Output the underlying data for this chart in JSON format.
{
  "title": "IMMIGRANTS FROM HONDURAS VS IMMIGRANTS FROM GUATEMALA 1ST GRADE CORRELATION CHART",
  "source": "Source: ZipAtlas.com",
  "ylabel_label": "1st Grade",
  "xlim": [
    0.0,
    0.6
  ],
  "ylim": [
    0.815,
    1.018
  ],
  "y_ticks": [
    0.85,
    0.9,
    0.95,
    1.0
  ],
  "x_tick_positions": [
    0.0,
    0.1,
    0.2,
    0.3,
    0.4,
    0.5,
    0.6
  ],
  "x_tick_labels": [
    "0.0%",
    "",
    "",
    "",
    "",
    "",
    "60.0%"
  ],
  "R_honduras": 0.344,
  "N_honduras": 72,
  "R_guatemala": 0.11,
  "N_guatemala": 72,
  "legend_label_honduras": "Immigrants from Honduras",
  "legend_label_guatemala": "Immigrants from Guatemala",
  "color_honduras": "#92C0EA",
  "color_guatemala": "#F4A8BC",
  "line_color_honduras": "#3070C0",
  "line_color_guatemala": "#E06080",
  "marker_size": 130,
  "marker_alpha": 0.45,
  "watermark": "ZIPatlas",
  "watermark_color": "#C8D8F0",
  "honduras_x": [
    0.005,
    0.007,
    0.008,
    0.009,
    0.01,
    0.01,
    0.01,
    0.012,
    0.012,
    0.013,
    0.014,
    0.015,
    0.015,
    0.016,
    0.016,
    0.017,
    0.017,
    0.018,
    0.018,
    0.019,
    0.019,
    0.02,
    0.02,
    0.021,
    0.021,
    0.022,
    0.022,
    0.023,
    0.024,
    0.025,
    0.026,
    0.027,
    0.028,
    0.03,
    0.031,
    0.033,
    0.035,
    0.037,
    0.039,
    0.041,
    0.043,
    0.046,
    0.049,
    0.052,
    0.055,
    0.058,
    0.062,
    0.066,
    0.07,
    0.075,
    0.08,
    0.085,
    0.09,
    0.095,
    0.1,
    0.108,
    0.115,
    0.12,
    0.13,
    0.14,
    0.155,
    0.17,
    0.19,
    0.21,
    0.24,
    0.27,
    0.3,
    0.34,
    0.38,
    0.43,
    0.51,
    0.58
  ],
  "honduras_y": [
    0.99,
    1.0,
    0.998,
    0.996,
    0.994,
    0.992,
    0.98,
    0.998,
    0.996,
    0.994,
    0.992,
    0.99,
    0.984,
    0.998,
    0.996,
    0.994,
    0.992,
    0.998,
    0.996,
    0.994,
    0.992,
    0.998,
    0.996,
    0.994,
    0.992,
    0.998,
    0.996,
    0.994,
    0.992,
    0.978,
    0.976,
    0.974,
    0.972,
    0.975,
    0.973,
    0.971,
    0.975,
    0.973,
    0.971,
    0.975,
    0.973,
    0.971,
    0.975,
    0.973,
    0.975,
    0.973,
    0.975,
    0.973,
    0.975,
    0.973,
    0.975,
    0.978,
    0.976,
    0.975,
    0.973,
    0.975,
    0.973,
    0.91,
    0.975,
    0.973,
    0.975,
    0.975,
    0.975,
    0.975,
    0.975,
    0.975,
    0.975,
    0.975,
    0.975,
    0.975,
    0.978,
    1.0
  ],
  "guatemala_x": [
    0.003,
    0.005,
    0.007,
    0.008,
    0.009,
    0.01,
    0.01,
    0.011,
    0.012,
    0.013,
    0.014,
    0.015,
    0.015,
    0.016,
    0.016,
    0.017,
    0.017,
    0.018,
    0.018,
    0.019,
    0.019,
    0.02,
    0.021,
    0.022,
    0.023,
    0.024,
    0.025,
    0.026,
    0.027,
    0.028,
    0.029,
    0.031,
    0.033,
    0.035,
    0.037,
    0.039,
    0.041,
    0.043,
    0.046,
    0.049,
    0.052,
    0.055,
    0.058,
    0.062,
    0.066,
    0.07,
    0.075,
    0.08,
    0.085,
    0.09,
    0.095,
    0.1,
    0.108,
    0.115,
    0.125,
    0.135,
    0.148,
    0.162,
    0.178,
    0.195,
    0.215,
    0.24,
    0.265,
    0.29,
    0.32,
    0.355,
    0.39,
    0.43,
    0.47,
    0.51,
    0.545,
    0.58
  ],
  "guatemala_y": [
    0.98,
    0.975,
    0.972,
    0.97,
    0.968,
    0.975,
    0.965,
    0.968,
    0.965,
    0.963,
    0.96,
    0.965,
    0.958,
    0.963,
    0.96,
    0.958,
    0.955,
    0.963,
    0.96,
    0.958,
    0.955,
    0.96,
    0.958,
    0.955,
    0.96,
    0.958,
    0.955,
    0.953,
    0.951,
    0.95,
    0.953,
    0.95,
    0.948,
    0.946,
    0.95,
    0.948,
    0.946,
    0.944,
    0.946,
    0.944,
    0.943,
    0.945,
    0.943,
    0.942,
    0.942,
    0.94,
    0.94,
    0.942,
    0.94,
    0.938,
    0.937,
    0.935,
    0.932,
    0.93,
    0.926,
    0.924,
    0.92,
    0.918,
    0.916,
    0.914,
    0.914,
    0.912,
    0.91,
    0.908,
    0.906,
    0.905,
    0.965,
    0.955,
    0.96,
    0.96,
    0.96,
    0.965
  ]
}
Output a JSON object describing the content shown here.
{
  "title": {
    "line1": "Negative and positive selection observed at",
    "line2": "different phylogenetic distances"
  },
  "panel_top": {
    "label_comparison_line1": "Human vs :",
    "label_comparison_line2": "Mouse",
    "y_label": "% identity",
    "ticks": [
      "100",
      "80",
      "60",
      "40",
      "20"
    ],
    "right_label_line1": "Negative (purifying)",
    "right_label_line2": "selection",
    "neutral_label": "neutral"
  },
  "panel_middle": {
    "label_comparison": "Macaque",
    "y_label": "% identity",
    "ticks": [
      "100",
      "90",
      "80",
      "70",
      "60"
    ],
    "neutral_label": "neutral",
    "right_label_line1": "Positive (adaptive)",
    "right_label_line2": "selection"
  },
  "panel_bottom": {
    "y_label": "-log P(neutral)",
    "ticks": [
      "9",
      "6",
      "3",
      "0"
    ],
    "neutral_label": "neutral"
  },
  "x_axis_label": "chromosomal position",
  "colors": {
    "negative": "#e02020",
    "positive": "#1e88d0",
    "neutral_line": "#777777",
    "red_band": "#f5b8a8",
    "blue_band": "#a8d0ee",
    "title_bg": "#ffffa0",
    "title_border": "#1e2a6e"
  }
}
────
■ Aim of the task
Output the entries exactly.

■ Exercise result
Output the underlying data for this chart in JSON format.
{
  "title": "IMMIGRANTS FROM HONDURAS VS IMMIGRANTS FROM GUATEMALA 1ST GRADE CORRELATION CHART",
  "source": "Source: ZipAtlas.com",
  "ylabel_label": "1st Grade",
  "xlim": [
    0.0,
    0.6
  ],
  "ylim": [
    0.815,
    1.018
  ],
  "y_ticks": [
    0.85,
    0.9,
    0.95,
    1.0
  ],
  "x_tick_positions": [
    0.0,
    0.1,
    0.2,
    0.3,
    0.4,
    0.5,
    0.6
  ],
  "x_tick_labels": [
    "0.0%",
    "",
    "",
    "",
    "",
    "",
    "60.0%"
  ],
  "R_honduras": 0.344,
  "N_honduras": 72,
  "R_guatemala": 0.11,
  "N_guatemala": 72,
  "legend_label_honduras": "Immigrants from Honduras",
  "legend_label_guatemala": "Immigrants from Guatemala",
  "color_honduras": "#92C0EA",
  "color_guatemala": "#F4A8BC",
  "line_color_honduras": "#3070C0",
  "line_color_guatemala": "#E06080",
  "marker_size": 130,
  "marker_alpha": 0.45,
  "watermark": "ZIPatlas",
  "watermark_color": "#C8D8F0",
  "honduras_x": [
    0.005,
    0.007,
    0.008,
    0.009,
    0.01,
    0.01,
    0.01,
    0.012,
    0.012,
    0.013,
    0.014,
    0.015,
    0.015,
    0.016,
    0.016,
    0.017,
    0.017,
    0.018,
    0.018,
    0.019,
    0.019,
    0.02,
    0.02,
    0.021,
    0.021,
    0.022,
    0.022,
    0.023,
    0.024,
    0.025,
    0.026,
    0.027,
    0.028,
    0.03,
    0.031,
    0.033,
    0.035,
    0.037,
    0.039,
    0.041,
    0.043,
    0.046,
    0.049,
    0.052,
    0.055,
    0.058,
    0.062,
    0.066,
    0.07,
    0.075,
    0.08,
    0.085,
    0.09,
    0.095,
    0.1,
    0.108,
    0.115,
    0.12,
    0.13,
    0.14,
    0.155,
    0.17,
    0.19,
    0.21,
    0.24,
    0.27,
    0.3,
    0.34,
    0.38,
    0.43,
    0.51,
    0.58
  ],
  "honduras_y": [
    0.99,
    1.0,
    0.998,
    0.996,
    0.994,
    0.992,
    0.98,
    0.998,
    0.996,
    0.994,
    0.992,
    0.99,
    0.984,
    0.998,
    0.996,
    0.994,
    0.992,
    0.998,
    0.996,
    0.994,
    0.992,
    0.998,
    0.996,
    0.994,
    0.992,
    0.998,
    0.996,
    0.994,
    0.992,
    0.978,
    0.976,
    0.974,
    0.972,
    0.975,
    0.973,
    0.971,
    0.975,
    0.973,
    0.971,
    0.975,
    0.973,
    0.971,
    0.975,
    0.973,
    0.975,
    0.973,
    0.975,
    0.973,
    0.975,
    0.973,
    0.975,
    0.978,
    0.976,
    0.975,
    0.973,
    0.975,
    0.973,
    0.91,
    0.975,
    0.973,
    0.975,
    0.975,
    0.975,
    0.975,
    0.975,
    0.975,
    0.975,
    0.975,
    0.975,
    0.975,
    0.978,
    1.0
  ],
  "guatemala_x": [
    0.003,
    0.005,
    0.007,
    0.008,
    0.009,
    0.01,
    0.01,
    0.011,
    0.012,
    0.013,
    0.014,
    0.015,
    0.015,
    0.016,
    0.016,
    0.017,
    0.017,
    0.018,
    0.018,
    0.019,
    0.019,
    0.02,
    0.021,
    0.022,
    0.023,
    0.024,
    0.025,
    0.026,
    0.027,
    0.028,
    0.029,
    0.031,
    0.033,
    0.035,
    0.037,
    0.039,
    0.041,
    0.043,
    0.046,
    0.049,
    0.052,
    0.055,
    0.058,
    0.062,
    0.066,
    0.07,
    0.075,
    0.08,
    0.085,
    0.09,
    0.095,
    0.1,
    0.108,
    0.115,
    0.125,
    0.135,
    0.148,
    0.162,
    0.178,
    0.195,
    0.215,
    0.24,
    0.265,
    0.29,
    0.32,
    0.355,
    0.39,
    0.43,
    0.47,
    0.51,
    0.545,
    0.58
  ],
  "guatemala_y": [
    0.98,
    0.975,
    0.972,
    0.97,
    0.968,
    0.975,
    0.965,
    0.968,
    0.965,
    0.963,
    0.96,
    0.965,
    0.958,
    0.963,
    0.96,
    0.958,
    0.955,
    0.963,
    0.96,
    0.958,
    0.955,
    0.96,
    0.958,
    0.955,
    0.96,
    0.958,
    0.955,
    0.953,
    0.951,
    0.95,
    0.953,
    0.95,
    0.948,
    0.946,
    0.95,
    0.948,
    0.946,
    0.944,
    0.946,
    0.944,
    0.943,
    0.945,
    0.943,
    0.942,
    0.942,
    0.94,
    0.94,
    0.942,
    0.94,
    0.938,
    0.937,
    0.935,
    0.932,
    0.93,
    0.926,
    0.924,
    0.92,
    0.918,
    0.916,
    0.914,
    0.914,
    0.912,
    0.91,
    0.908,
    0.906,
    0.905,
    0.965,
    0.955,
    0.96,
    0.96,
    0.96,
    0.965
  ]
}
Output a JSON object describing the content shown here.
{
  "title": {
    "line1": "Negative and positive selection observed at",
    "line2": "different phylogenetic distances"
  },
  "panel_top": {
    "label_comparison_line1": "Human vs :",
    "label_comparison_line2": "Mouse",
    "y_label": "% identity",
    "ticks": [
      "100",
      "80",
      "60",
      "40",
      "20"
    ],
    "right_label_line1": "Negative (purifying)",
    "right_label_line2": "selection",
    "neutral_label": "neutral"
  },
  "panel_middle": {
    "label_comparison": "Macaque",
    "y_label": "% identity",
    "ticks": [
      "100",
      "90",
      "80",
      "70",
      "60"
    ],
    "neutral_label": "neutral",
    "right_label_line1": "Positive (adaptive)",
    "right_label_line2": "selection"
  },
  "panel_bottom": {
    "y_label": "-log P(neutral)",
    "ticks": [
      "9",
      "6",
      "3",
      "0"
    ],
    "neutral_label": "neutral"
  },
  "x_axis_label": "chromosomal position",
  "colors": {
    "negative": "#e02020",
    "positive": "#1e88d0",
    "neutral_line": "#777777",
    "red_band": "#f5b8a8",
    "blue_band": "#a8d0ee",
    "title_bg": "#ffffa0",
    "title_border": "#1e2a6e"
  }
}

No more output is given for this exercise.